* **EXERCISE TASK**:
In the lines below, how many hold the word "footer"? Answer only with the number.

(Stored records)
=-=-=-=-=

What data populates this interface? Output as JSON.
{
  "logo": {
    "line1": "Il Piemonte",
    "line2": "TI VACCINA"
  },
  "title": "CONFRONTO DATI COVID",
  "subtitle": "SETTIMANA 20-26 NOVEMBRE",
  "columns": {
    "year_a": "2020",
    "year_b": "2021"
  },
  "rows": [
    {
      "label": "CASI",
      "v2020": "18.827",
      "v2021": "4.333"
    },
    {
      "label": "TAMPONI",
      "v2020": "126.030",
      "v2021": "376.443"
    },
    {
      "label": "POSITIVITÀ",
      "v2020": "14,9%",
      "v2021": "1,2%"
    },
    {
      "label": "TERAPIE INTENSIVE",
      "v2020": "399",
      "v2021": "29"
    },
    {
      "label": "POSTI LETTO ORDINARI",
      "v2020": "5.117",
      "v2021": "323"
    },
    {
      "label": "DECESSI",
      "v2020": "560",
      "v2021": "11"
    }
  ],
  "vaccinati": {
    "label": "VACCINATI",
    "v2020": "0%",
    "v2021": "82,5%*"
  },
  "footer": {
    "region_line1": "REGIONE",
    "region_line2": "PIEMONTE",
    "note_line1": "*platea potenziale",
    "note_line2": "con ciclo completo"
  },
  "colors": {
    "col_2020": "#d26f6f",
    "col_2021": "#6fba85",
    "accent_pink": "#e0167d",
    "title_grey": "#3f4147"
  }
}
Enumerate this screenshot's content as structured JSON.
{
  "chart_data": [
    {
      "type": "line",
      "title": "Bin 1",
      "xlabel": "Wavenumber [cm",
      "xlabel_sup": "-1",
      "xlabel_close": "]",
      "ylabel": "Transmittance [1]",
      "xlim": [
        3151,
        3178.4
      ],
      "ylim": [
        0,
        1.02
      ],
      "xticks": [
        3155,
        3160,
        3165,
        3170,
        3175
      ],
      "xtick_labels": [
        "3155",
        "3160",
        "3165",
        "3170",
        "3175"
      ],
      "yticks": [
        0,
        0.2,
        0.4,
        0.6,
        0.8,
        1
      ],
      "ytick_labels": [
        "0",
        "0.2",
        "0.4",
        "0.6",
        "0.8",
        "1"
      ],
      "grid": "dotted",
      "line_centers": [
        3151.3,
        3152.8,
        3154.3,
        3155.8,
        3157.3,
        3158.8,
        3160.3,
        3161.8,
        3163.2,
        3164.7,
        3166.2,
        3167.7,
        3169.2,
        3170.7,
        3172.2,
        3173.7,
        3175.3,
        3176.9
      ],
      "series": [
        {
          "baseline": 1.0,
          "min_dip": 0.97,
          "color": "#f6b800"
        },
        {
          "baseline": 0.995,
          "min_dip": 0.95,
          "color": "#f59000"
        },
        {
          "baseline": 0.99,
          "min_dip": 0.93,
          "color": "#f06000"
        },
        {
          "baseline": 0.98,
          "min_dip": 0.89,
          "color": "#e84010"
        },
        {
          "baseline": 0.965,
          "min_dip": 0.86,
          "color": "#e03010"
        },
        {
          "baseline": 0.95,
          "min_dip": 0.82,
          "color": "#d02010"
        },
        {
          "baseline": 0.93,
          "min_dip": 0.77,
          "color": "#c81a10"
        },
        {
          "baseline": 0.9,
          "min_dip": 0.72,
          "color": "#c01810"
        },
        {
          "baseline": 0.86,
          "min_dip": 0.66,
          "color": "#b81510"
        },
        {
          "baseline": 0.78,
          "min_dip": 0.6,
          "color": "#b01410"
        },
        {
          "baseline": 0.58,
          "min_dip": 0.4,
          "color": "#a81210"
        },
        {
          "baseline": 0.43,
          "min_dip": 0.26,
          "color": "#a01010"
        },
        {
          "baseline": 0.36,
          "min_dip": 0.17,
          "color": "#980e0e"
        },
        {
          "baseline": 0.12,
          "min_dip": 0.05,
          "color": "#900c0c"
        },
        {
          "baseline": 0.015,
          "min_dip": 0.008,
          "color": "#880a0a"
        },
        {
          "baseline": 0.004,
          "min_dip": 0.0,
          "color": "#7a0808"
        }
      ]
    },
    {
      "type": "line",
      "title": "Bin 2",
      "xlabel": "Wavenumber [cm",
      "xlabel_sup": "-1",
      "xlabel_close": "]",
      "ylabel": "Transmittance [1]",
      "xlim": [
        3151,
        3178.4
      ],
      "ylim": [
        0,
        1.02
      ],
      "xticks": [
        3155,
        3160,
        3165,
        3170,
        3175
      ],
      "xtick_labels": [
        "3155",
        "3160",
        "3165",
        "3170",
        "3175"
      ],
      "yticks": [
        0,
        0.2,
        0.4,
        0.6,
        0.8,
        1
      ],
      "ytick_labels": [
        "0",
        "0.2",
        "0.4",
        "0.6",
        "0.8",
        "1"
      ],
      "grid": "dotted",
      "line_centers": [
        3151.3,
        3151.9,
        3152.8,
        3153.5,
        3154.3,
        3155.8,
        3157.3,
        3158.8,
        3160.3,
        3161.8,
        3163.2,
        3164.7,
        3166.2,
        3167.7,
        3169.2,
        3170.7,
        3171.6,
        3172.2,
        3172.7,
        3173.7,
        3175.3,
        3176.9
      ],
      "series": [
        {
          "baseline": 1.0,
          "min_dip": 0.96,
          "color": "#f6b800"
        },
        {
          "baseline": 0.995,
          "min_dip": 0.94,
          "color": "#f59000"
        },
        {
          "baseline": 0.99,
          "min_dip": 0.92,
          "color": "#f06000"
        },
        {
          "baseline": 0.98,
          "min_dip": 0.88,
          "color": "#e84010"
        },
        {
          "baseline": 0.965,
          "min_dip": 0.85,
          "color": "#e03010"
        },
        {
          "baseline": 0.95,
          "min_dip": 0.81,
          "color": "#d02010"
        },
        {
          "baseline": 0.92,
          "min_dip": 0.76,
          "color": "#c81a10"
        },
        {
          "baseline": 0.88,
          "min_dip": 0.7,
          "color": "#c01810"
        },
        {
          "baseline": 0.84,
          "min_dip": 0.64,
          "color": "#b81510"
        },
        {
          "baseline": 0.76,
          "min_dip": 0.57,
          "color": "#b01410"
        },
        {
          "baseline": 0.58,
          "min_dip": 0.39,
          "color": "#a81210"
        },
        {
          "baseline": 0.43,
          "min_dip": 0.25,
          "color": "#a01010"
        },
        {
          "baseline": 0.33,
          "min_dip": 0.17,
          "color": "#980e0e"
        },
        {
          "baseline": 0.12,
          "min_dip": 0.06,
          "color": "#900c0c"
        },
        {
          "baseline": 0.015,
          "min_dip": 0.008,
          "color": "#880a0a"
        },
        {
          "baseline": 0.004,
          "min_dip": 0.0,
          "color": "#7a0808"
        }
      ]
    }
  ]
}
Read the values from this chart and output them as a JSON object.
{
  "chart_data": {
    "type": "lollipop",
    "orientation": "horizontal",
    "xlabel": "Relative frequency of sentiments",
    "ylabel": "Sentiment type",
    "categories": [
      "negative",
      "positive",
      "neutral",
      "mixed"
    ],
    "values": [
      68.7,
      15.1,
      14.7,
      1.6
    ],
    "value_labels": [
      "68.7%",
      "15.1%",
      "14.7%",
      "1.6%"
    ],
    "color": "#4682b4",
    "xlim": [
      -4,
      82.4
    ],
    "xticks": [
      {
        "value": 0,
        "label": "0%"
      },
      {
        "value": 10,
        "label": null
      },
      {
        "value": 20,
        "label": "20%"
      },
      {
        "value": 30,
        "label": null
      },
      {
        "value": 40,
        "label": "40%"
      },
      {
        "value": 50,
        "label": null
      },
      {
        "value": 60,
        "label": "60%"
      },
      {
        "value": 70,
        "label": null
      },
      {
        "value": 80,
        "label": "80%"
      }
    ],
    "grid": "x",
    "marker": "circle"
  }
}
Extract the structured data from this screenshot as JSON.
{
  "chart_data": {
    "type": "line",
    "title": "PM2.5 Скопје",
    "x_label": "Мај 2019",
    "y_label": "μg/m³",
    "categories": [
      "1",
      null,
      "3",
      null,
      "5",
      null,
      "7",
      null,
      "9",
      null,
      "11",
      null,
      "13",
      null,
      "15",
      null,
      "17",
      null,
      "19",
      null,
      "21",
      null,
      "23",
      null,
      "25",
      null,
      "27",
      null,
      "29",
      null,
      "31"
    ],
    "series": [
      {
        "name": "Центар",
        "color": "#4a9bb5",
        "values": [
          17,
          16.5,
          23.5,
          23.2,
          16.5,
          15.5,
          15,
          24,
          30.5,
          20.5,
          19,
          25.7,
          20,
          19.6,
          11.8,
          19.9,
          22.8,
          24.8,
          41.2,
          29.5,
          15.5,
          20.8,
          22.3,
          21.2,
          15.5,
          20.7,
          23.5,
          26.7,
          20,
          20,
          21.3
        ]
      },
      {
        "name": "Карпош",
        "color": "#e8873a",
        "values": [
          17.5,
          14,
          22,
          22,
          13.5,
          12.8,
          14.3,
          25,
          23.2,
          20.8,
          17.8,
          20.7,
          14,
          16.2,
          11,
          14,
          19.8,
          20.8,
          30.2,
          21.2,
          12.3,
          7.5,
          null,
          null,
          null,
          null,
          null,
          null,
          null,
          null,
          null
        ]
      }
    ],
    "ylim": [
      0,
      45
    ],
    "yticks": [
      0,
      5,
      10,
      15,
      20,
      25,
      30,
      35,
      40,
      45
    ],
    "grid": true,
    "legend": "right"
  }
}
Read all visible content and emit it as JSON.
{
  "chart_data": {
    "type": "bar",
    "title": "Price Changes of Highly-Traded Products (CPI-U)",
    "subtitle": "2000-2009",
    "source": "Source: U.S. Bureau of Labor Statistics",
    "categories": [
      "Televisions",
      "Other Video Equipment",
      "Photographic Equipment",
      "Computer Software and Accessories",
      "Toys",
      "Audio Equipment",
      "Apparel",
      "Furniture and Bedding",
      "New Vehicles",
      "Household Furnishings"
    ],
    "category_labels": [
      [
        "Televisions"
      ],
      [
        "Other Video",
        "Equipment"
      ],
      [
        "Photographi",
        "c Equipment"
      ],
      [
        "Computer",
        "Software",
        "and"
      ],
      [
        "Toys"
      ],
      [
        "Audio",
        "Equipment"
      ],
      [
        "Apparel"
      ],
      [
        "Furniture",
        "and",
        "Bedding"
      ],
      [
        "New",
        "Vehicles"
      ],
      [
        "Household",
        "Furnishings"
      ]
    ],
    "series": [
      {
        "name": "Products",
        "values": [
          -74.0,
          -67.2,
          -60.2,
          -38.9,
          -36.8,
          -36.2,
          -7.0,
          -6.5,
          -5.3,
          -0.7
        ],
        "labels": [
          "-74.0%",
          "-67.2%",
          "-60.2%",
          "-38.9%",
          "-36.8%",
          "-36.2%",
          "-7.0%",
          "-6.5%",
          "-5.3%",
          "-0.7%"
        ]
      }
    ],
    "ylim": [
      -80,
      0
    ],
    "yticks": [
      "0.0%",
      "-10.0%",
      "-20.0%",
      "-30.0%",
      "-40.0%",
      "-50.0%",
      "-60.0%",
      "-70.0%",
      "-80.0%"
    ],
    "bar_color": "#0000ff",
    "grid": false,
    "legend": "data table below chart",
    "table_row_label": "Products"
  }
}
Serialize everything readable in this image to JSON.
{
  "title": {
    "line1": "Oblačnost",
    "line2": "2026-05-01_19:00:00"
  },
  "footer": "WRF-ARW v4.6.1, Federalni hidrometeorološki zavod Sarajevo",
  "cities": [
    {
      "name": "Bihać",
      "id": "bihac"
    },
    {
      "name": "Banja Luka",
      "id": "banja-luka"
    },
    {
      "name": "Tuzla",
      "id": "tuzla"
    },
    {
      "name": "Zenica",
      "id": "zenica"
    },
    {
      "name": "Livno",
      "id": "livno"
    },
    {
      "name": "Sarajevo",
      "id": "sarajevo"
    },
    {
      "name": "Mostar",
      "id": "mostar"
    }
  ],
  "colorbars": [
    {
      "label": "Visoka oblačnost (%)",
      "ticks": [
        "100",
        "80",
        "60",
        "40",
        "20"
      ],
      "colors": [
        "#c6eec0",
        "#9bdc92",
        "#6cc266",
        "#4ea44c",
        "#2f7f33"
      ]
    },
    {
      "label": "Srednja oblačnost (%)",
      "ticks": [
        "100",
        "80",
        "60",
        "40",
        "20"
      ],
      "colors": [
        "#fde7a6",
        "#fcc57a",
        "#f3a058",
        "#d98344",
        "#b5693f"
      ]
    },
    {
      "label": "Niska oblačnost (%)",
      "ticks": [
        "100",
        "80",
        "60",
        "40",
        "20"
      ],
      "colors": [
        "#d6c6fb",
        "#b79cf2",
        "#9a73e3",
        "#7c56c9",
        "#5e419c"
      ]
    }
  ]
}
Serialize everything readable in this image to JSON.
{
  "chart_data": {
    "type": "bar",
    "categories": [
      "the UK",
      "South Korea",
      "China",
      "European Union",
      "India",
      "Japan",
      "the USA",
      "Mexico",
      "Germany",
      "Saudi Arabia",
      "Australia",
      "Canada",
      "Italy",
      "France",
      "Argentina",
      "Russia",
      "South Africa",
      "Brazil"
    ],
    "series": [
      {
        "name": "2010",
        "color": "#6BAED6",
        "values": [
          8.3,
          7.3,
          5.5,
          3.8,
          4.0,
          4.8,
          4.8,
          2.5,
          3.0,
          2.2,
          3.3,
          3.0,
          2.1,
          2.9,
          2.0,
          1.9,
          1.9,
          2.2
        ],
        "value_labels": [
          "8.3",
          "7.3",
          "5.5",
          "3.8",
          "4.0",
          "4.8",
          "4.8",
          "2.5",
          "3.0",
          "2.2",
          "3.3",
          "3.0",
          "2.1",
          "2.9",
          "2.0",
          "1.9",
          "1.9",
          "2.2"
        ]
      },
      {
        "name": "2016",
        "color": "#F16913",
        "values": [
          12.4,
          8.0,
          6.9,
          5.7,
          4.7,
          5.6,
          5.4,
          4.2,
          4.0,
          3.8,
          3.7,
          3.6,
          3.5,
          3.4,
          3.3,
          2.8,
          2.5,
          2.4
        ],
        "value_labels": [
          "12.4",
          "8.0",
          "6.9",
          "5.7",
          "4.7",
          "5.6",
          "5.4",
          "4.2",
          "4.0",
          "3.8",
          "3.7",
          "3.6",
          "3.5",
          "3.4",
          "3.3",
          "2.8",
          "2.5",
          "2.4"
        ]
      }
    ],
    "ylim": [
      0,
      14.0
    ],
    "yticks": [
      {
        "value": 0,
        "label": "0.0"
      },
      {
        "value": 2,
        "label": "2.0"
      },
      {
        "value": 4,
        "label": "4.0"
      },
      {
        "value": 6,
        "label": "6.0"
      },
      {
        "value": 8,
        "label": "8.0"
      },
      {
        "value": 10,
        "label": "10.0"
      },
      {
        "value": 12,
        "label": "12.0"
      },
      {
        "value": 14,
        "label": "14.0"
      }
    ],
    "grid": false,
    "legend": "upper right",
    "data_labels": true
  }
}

=-=-=-=-=

* **TASK OUTPUT**:
2